WHAT YOU HAVE TO DO →
Rewrite each of the records below as a JSON list of strings, with one string per line and blank lines omitted.

Box coordinate listings:
—————

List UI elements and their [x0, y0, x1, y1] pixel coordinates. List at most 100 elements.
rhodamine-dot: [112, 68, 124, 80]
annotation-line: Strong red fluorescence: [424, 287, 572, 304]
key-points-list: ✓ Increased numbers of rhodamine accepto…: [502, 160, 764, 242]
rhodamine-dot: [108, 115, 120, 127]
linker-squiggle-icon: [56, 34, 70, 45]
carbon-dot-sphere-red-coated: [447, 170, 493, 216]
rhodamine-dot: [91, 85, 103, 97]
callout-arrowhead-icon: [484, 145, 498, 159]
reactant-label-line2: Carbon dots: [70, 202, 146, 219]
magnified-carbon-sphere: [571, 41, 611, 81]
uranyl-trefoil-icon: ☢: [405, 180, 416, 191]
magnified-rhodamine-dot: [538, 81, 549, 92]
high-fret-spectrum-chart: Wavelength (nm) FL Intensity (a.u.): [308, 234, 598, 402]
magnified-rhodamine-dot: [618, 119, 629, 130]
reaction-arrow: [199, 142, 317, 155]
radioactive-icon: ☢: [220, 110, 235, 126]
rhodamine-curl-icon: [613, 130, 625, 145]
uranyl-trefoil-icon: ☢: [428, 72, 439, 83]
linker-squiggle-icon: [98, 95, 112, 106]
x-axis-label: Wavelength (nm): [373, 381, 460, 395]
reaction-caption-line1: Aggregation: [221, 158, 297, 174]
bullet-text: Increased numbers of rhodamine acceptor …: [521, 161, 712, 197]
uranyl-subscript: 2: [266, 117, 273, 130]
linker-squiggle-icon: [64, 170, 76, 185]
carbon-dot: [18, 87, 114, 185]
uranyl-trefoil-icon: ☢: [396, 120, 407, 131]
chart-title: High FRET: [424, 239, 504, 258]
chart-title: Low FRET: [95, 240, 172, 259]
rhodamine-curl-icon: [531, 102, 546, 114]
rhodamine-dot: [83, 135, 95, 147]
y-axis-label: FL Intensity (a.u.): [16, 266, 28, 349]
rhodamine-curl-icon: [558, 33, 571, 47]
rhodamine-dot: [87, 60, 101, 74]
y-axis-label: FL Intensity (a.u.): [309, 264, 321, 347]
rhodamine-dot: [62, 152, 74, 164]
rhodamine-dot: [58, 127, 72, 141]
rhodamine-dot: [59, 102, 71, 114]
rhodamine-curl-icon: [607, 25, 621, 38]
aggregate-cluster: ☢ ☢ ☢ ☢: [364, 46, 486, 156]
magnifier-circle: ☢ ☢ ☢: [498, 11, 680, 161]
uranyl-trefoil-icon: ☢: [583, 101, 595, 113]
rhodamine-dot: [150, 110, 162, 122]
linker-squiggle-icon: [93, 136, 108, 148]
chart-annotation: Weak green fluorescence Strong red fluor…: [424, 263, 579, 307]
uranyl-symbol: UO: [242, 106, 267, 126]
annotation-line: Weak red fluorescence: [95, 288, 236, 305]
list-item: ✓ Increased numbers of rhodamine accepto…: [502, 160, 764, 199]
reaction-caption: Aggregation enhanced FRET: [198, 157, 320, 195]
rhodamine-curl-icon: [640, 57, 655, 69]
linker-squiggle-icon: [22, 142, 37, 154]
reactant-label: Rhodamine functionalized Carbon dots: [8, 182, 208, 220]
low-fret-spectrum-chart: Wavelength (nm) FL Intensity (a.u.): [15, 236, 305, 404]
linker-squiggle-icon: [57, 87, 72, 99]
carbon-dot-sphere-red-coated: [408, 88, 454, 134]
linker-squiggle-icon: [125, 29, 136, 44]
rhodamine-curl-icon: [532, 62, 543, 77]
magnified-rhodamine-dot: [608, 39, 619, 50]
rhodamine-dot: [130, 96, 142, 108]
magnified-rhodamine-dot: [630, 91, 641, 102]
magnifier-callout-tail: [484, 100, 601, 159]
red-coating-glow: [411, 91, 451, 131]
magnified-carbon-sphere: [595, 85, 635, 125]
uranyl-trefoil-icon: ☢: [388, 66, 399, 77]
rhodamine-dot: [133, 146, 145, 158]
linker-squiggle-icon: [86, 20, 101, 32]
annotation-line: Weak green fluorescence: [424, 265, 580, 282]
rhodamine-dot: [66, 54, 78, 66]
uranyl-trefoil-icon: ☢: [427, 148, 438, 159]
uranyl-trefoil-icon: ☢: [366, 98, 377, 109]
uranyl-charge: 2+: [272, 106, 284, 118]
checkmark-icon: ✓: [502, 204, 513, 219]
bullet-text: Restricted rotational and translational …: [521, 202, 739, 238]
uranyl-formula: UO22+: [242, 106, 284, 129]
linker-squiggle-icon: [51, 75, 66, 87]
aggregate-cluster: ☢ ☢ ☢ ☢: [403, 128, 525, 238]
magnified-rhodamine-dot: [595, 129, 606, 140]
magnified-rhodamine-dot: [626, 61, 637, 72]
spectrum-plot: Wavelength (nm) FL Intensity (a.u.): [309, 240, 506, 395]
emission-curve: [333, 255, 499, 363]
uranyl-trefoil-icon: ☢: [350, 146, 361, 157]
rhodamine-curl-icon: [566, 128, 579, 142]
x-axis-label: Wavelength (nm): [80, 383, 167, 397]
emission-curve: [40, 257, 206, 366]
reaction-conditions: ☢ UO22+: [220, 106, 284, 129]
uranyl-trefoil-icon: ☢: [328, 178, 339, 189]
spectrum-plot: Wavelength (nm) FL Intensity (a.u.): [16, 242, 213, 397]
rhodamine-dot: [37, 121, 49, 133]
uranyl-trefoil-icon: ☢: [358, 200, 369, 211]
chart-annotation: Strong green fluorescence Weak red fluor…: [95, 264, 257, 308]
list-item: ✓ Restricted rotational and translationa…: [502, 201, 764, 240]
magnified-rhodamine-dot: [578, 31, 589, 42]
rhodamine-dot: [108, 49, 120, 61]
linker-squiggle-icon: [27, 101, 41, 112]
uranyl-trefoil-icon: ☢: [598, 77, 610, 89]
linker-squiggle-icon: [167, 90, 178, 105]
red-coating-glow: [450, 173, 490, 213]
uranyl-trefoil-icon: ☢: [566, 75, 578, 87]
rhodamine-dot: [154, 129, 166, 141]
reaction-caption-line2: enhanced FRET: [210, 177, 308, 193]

—————

EXERCISE RESULT →
[
  "List UI elements and their [x0, y0, x1, y1] pixel coordinates. List at most 100 elements.",
  "rhodamine-dot: [112, 68, 124, 80]",
  "annotation-line: Strong red fluorescence: [424, 287, 572, 304]",
  "key-points-list: ✓ Increased numbers of rhodamine accepto…: [502, 160, 764, 242]",
  "rhodamine-dot: [108, 115, 120, 127]",
  "linker-squiggle-icon: [56, 34, 70, 45]",
  "carbon-dot-sphere-red-coated: [447, 170, 493, 216]",
  "rhodamine-dot: [91, 85, 103, 97]",
  "callout-arrowhead-icon: [484, 145, 498, 159]",
  "reactant-label-line2: Carbon dots: [70, 202, 146, 219]",
  "magnified-carbon-sphere: [571, 41, 611, 81]",
  "uranyl-trefoil-icon: ☢: [405, 180, 416, 191]",
  "magnified-rhodamine-dot: [538, 81, 549, 92]",
  "high-fret-spectrum-chart: Wavelength (nm) FL Intensity (a.u.): [308, 234, 598, 402]",
  "magnified-rhodamine-dot: [618, 119, 629, 130]",
  "reaction-arrow: [199, 142, 317, 155]",
  "radioactive-icon: ☢: [220, 110, 235, 126]",
  "rhodamine-curl-icon: [613, 130, 625, 145]",
  "uranyl-trefoil-icon: ☢: [428, 72, 439, 83]",
  "linker-squiggle-icon: [98, 95, 112, 106]",
  "x-axis-label: Wavelength (nm): [373, 381, 460, 395]",
  "reaction-caption-line1: Aggregation: [221, 158, 297, 174]",
  "bullet-text: Increased numbers of rhodamine acceptor …: [521, 161, 712, 197]",
  "uranyl-subscript: 2: [266, 117, 273, 130]",
  "linker-squiggle-icon: [64, 170, 76, 185]",
  "carbon-dot: [18, 87, 114, 185]",
  "uranyl-trefoil-icon: ☢: [396, 120, 407, 131]",
  "chart-title: High FRET: [424, 239, 504, 258]",
  "chart-title: Low FRET: [95, 240, 172, 259]",
  "rhodamine-curl-icon: [531, 102, 546, 114]",
  "rhodamine-dot: [83, 135, 95, 147]",
  "y-axis-label: FL Intensity (a.u.): [16, 266, 28, 349]",
  "rhodamine-curl-icon: [558, 33, 571, 47]",
  "rhodamine-dot: [87, 60, 101, 74]",
  "y-axis-label: FL Intensity (a.u.): [309, 264, 321, 347]",
  "rhodamine-dot: [62, 152, 74, 164]",
  "rhodamine-dot: [58, 127, 72, 141]",
  "rhodamine-dot: [59, 102, 71, 114]",
  "rhodamine-curl-icon: [607, 25, 621, 38]",
  "aggregate-cluster: ☢ ☢ ☢ ☢: [364, 46, 486, 156]",
  "magnifier-circle: ☢ ☢ ☢: [498, 11, 680, 161]",
  "uranyl-trefoil-icon: ☢: [583, 101, 595, 113]",
  "rhodamine-dot: [150, 110, 162, 122]",
  "linker-squiggle-icon: [93, 136, 108, 148]",
  "chart-annotation: Weak green fluorescence Strong red fluor…: [424, 263, 579, 307]",
  "uranyl-symbol: UO: [242, 106, 267, 126]",
  "annotation-line: Weak red fluorescence: [95, 288, 236, 305]",
  "list-item: ✓ Increased numbers of rhodamine accepto…: [502, 160, 764, 199]",
  "reaction-caption: Aggregation enhanced FRET: [198, 157, 320, 195]",
  "rhodamine-curl-icon: [640, 57, 655, 69]",
  "linker-squiggle-icon: [22, 142, 37, 154]",
  "reactant-label: Rhodamine functionalized Carbon dots: [8, 182, 208, 220]",
  "low-fret-spectrum-chart: Wavelength (nm) FL Intensity (a.u.): [15, 236, 305, 404]",
  "linker-squiggle-icon: [57, 87, 72, 99]",
  "carbon-dot-sphere-red-coated: [408, 88, 454, 134]",
  "linker-squiggle-icon: [125, 29, 136, 44]",
  "rhodamine-curl-icon: [532, 62, 543, 77]",
  "magnified-rhodamine-dot: [608, 39, 619, 50]",
  "rhodamine-dot: [130, 96, 142, 108]",
  "magnified-rhodamine-dot: [630, 91, 641, 102]",
  "magnifier-callout-tail: [484, 100, 601, 159]",
  "red-coating-glow: [411, 91, 451, 131]",
  "magnified-carbon-sphere: [595, 85, 635, 125]",
  "uranyl-trefoil-icon: ☢: [388, 66, 399, 77]",
  "rhodamine-dot: [133, 146, 145, 158]",
  "linker-squiggle-icon: [86, 20, 101, 32]",
  "annotation-line: Weak green fluorescence: [424, 265, 580, 282]",
  "rhodamine-dot: [66, 54, 78, 66]",
  "uranyl-trefoil-icon: ☢: [427, 148, 438, 159]",
  "uranyl-trefoil-icon: ☢: [366, 98, 377, 109]",
  "uranyl-charge: 2+: [272, 106, 284, 118]",
  "checkmark-icon: ✓: [502, 204, 513, 219]",
  "bullet-text: Restricted rotational and translational …: [521, 202, 739, 238]",
  "uranyl-formula: UO22+: [242, 106, 284, 129]",
  "linker-squiggle-icon: [51, 75, 66, 87]",
  "aggregate-cluster: ☢ ☢ ☢ ☢: [403, 128, 525, 238]",
  "magnified-rhodamine-dot: [595, 129, 606, 140]",
  "magnified-rhodamine-dot: [626, 61, 637, 72]",
  "spectrum-plot: Wavelength (nm) FL Intensity (a.u.): [309, 240, 506, 395]",
  "emission-curve: [333, 255, 499, 363]",
  "uranyl-trefoil-icon: ☢: [350, 146, 361, 157]",
  "rhodamine-curl-icon: [566, 128, 579, 142]",
  "x-axis-label: Wavelength (nm): [80, 383, 167, 397]",
  "emission-curve: [40, 257, 206, 366]",
  "reaction-conditions: ☢ UO22+: [220, 106, 284, 129]",
  "uranyl-trefoil-icon: ☢: [328, 178, 339, 189]",
  "spectrum-plot: Wavelength (nm) FL Intensity (a.u.): [16, 242, 213, 397]",
  "rhodamine-dot: [37, 121, 49, 133]",
  "uranyl-trefoil-icon: ☢: [358, 200, 369, 211]",
  "chart-annotation: Strong green fluorescence Weak red fluor…: [95, 264, 257, 308]",
  "list-item: ✓ Restricted rotational and translationa…: [502, 201, 764, 240]",
  "magnified-rhodamine-dot: [578, 31, 589, 42]",
  "rhodamine-dot: [108, 49, 120, 61]",
  "linker-squiggle-icon: [27, 101, 41, 112]",
  "uranyl-trefoil-icon: ☢: [598, 77, 610, 89]",
  "linker-squiggle-icon: [167, 90, 178, 105]",
  "red-coating-glow: [450, 173, 490, 213]",
  "uranyl-trefoil-icon: ☢: [566, 75, 578, 87]",
  "rhodamine-dot: [154, 129, 166, 141]",
  "reaction-caption-line2: enhanced FRET: [210, 177, 308, 193]"
]